▸ **PROBLEM**: Reproduce all of the data word for word.
━━━ RECORDS SHOWN
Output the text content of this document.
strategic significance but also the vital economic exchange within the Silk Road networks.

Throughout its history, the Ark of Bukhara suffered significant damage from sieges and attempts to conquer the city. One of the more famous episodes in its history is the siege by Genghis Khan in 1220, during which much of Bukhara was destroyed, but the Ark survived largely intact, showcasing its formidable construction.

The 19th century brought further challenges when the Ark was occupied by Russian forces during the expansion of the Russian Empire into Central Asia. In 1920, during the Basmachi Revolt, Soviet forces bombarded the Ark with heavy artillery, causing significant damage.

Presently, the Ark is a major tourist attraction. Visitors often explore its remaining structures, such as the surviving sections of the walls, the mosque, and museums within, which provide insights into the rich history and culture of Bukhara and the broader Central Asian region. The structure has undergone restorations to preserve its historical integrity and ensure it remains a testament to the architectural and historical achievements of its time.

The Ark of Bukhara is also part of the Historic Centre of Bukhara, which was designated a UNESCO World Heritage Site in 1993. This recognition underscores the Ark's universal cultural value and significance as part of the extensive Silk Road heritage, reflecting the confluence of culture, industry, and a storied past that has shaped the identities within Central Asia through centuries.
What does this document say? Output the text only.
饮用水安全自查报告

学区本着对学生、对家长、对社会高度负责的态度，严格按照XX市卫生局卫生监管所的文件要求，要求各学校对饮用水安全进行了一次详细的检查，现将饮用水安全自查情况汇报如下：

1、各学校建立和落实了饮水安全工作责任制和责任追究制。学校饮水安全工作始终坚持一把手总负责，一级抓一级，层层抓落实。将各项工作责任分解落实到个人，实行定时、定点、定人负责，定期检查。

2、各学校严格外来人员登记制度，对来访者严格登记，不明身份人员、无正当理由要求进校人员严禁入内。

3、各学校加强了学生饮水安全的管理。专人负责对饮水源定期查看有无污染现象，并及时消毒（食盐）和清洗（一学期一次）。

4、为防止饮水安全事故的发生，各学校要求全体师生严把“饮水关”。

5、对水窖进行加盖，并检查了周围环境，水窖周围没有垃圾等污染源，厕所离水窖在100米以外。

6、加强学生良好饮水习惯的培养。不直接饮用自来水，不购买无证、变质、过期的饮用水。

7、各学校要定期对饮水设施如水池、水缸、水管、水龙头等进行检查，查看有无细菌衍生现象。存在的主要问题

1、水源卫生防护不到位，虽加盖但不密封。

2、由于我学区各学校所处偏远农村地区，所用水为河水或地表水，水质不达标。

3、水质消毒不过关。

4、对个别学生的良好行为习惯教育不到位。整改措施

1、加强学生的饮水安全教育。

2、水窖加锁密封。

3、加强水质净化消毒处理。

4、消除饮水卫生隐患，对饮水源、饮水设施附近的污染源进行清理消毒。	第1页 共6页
━━━━━━
▸ **CORRECT ANSWER**:
Output the text content of this document.
strategic significance but also the vital economic exchange within the Silk Road networks.

Throughout its history, the Ark of Bukhara suffered significant damage from sieges and attempts to conquer the city. One of the more famous episodes in its history is the siege by Genghis Khan in 1220, during which much of Bukhara was destroyed, but the Ark survived largely intact, showcasing its formidable construction.

The 19th century brought further challenges when the Ark was occupied by Russian forces during the expansion of the Russian Empire into Central Asia. In 1920, during the Basmachi Revolt, Soviet forces bombarded the Ark with heavy artillery, causing significant damage.

Presently, the Ark is a major tourist attraction. Visitors often explore its remaining structures, such as the surviving sections of the walls, the mosque, and museums within, which provide insights into the rich history and culture of Bukhara and the broader Central Asian region. The structure has undergone restorations to preserve its historical integrity and ensure it remains a testament to the architectural and historical achievements of its time.

The Ark of Bukhara is also part of the Historic Centre of Bukhara, which was designated a UNESCO World Heritage Site in 1993. This recognition underscores the Ark's universal cultural value and significance as part of the extensive Silk Road heritage, reflecting the confluence of culture, industry, and a storied past that has shaped the identities within Central Asia through centuries.
What does this document say? Output the text only.
饮用水安全自查报告

学区本着对学生、对家长、对社会高度负责的态度，严格按照XX市卫生局卫生监管所的文件要求，要求各学校对饮用水安全进行了一次详细的检查，现将饮用水安全自查情况汇报如下：

1、各学校建立和落实了饮水安全工作责任制和责任追究制。学校饮水安全工作始终坚持一把手总负责，一级抓一级，层层抓落实。将各项工作责任分解落实到个人，实行定时、定点、定人负责，定期检查。

2、各学校严格外来人员登记制度，对来访者严格登记，不明身份人员、无正当理由要求进校人员严禁入内。

3、各学校加强了学生饮水安全的管理。专人负责对饮水源定期查看有无污染现象，并及时消毒（食盐）和清洗（一学期一次）。

4、为防止饮水安全事故的发生，各学校要求全体师生严把“饮水关”。

5、对水窖进行加盖，并检查了周围环境，水窖周围没有垃圾等污染源，厕所离水窖在100米以外。

6、加强学生良好饮水习惯的培养。不直接饮用自来水，不购买无证、变质、过期的饮用水。

7、各学校要定期对饮水设施如水池、水缸、水管、水龙头等进行检查，查看有无细菌衍生现象。存在的主要问题

1、水源卫生防护不到位，虽加盖但不密封。

2、由于我学区各学校所处偏远农村地区，所用水为河水或地表水，水质不达标。

3、水质消毒不过关。

4、对个别学生的良好行为习惯教育不到位。整改措施

1、加强学生的饮水安全教育。

2、水窖加锁密封。

3、加强水质净化消毒处理。

4、消除饮水卫生隐患，对饮水源、饮水设施附近的污染源进行清理消毒。	第1页 共6页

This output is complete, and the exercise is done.